Data for processing:
---

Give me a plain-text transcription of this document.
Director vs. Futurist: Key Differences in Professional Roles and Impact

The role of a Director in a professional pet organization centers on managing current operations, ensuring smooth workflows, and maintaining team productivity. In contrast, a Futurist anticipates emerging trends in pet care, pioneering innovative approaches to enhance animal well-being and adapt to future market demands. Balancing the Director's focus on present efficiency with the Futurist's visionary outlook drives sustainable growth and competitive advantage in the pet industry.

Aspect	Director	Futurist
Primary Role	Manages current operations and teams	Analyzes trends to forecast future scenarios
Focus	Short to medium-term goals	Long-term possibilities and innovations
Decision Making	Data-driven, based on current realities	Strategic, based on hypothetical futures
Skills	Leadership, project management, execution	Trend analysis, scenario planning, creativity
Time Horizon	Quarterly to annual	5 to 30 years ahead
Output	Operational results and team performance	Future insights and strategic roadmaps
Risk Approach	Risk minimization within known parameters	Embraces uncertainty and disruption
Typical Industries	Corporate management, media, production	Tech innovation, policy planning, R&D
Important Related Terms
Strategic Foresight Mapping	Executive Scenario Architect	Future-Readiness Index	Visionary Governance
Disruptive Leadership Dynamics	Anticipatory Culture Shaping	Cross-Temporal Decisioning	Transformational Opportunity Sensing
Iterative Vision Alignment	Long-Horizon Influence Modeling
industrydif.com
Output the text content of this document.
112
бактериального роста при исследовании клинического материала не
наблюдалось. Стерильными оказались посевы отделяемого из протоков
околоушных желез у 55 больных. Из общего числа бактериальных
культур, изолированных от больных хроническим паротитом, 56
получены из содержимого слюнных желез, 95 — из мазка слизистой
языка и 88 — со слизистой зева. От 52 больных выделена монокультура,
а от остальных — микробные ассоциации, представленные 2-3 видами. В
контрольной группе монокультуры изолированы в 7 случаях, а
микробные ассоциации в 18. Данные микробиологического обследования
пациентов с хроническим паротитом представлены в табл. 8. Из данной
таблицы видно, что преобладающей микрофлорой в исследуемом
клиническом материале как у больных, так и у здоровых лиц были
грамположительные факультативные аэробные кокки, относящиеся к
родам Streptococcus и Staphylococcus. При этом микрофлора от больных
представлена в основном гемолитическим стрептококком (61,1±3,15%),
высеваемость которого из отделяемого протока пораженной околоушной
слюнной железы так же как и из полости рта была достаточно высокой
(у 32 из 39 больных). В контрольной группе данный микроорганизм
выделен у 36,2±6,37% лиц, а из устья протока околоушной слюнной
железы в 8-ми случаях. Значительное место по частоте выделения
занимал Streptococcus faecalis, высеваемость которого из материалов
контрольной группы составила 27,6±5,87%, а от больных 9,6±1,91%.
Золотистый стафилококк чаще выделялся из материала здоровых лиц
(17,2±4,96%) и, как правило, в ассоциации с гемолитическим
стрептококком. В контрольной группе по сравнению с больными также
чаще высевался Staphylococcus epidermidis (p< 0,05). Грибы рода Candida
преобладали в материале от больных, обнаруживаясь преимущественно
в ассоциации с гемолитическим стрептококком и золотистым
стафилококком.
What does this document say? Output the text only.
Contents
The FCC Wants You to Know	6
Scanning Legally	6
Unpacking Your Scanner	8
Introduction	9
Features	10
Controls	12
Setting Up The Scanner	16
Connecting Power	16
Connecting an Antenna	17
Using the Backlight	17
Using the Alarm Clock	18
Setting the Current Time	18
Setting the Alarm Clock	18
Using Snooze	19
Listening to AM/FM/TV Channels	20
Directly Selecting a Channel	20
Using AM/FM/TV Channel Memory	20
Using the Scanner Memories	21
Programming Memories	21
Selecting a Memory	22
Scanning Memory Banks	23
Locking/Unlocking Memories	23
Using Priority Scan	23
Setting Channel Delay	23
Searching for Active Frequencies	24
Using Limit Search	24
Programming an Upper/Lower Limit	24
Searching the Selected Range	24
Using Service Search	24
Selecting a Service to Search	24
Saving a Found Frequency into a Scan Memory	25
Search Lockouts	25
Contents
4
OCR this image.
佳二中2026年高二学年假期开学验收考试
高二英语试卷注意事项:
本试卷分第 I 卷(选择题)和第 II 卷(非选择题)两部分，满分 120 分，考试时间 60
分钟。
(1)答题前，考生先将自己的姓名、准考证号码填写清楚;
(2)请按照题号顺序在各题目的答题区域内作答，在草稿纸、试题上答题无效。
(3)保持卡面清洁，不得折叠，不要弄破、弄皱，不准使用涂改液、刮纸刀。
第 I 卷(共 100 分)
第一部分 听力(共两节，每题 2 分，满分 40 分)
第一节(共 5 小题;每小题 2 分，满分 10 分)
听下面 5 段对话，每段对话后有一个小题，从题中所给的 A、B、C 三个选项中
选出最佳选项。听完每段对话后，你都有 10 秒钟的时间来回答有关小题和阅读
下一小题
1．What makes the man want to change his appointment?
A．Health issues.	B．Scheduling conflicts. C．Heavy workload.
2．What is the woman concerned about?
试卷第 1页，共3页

---

Task brief: Copy all of the material word for word.

Solution below:
Give me a plain-text transcription of this document.
Director vs. Futurist: Key Differences in Professional Roles and Impact

The role of a Director in a professional pet organization centers on managing current operations, ensuring smooth workflows, and maintaining team productivity. In contrast, a Futurist anticipates emerging trends in pet care, pioneering innovative approaches to enhance animal well-being and adapt to future market demands. Balancing the Director's focus on present efficiency with the Futurist's visionary outlook drives sustainable growth and competitive advantage in the pet industry.

Aspect	Director	Futurist
Primary Role	Manages current operations and teams	Analyzes trends to forecast future scenarios
Focus	Short to medium-term goals	Long-term possibilities and innovations
Decision Making	Data-driven, based on current realities	Strategic, based on hypothetical futures
Skills	Leadership, project management, execution	Trend analysis, scenario planning, creativity
Time Horizon	Quarterly to annual	5 to 30 years ahead
Output	Operational results and team performance	Future insights and strategic roadmaps
Risk Approach	Risk minimization within known parameters	Embraces uncertainty and disruption
Typical Industries	Corporate management, media, production	Tech innovation, policy planning, R&D
Important Related Terms
Strategic Foresight Mapping	Executive Scenario Architect	Future-Readiness Index	Visionary Governance
Disruptive Leadership Dynamics	Anticipatory Culture Shaping	Cross-Temporal Decisioning	Transformational Opportunity Sensing
Iterative Vision Alignment	Long-Horizon Influence Modeling
industrydif.com
Output the text content of this document.
112
бактериального роста при исследовании клинического материала не
наблюдалось. Стерильными оказались посевы отделяемого из протоков
околоушных желез у 55 больных. Из общего числа бактериальных
культур, изолированных от больных хроническим паротитом, 56
получены из содержимого слюнных желез, 95 — из мазка слизистой
языка и 88 — со слизистой зева. От 52 больных выделена монокультура,
а от остальных — микробные ассоциации, представленные 2-3 видами. В
контрольной группе монокультуры изолированы в 7 случаях, а
микробные ассоциации в 18. Данные микробиологического обследования
пациентов с хроническим паротитом представлены в табл. 8. Из данной
таблицы видно, что преобладающей микрофлорой в исследуемом
клиническом материале как у больных, так и у здоровых лиц были
грамположительные факультативные аэробные кокки, относящиеся к
родам Streptococcus и Staphylococcus. При этом микрофлора от больных
представлена в основном гемолитическим стрептококком (61,1±3,15%),
высеваемость которого из отделяемого протока пораженной околоушной
слюнной железы так же как и из полости рта была достаточно высокой
(у 32 из 39 больных). В контрольной группе данный микроорганизм
выделен у 36,2±6,37% лиц, а из устья протока околоушной слюнной
железы в 8-ми случаях. Значительное место по частоте выделения
занимал Streptococcus faecalis, высеваемость которого из материалов
контрольной группы составила 27,6±5,87%, а от больных 9,6±1,91%.
Золотистый стафилококк чаще выделялся из материала здоровых лиц
(17,2±4,96%) и, как правило, в ассоциации с гемолитическим
стрептококком. В контрольной группе по сравнению с больными также
чаще высевался Staphylococcus epidermidis (p< 0,05). Грибы рода Candida
преобладали в материале от больных, обнаруживаясь преимущественно
в ассоциации с гемолитическим стрептококком и золотистым
стафилококком.
What does this document say? Output the text only.
Contents
The FCC Wants You to Know	6
Scanning Legally	6
Unpacking Your Scanner	8
Introduction	9
Features	10
Controls	12
Setting Up The Scanner	16
Connecting Power	16
Connecting an Antenna	17
Using the Backlight	17
Using the Alarm Clock	18
Setting the Current Time	18
Setting the Alarm Clock	18
Using Snooze	19
Listening to AM/FM/TV Channels	20
Directly Selecting a Channel	20
Using AM/FM/TV Channel Memory	20
Using the Scanner Memories	21
Programming Memories	21
Selecting a Memory	22
Scanning Memory Banks	23
Locking/Unlocking Memories	23
Using Priority Scan	23
Setting Channel Delay	23
Searching for Active Frequencies	24
Using Limit Search	24
Programming an Upper/Lower Limit	24
Searching the Selected Range	24
Using Service Search	24
Selecting a Service to Search	24
Saving a Found Frequency into a Scan Memory	25
Search Lockouts	25
Contents
4
OCR this image.
佳二中2026年高二学年假期开学验收考试
高二英语试卷注意事项:
本试卷分第 I 卷(选择题)和第 II 卷(非选择题)两部分，满分 120 分，考试时间 60
分钟。
(1)答题前，考生先将自己的姓名、准考证号码填写清楚;
(2)请按照题号顺序在各题目的答题区域内作答，在草稿纸、试题上答题无效。
(3)保持卡面清洁，不得折叠，不要弄破、弄皱，不准使用涂改液、刮纸刀。
第 I 卷(共 100 分)
第一部分 听力(共两节，每题 2 分，满分 40 分)
第一节(共 5 小题;每小题 2 分，满分 10 分)
听下面 5 段对话，每段对话后有一个小题，从题中所给的 A、B、C 三个选项中
选出最佳选项。听完每段对话后，你都有 10 秒钟的时间来回答有关小题和阅读
下一小题
1．What makes the man want to change his appointment?
A．Health issues.	B．Scheduling conflicts. C．Heavy workload.
2．What is the woman concerned about?
试卷第 1页，共3页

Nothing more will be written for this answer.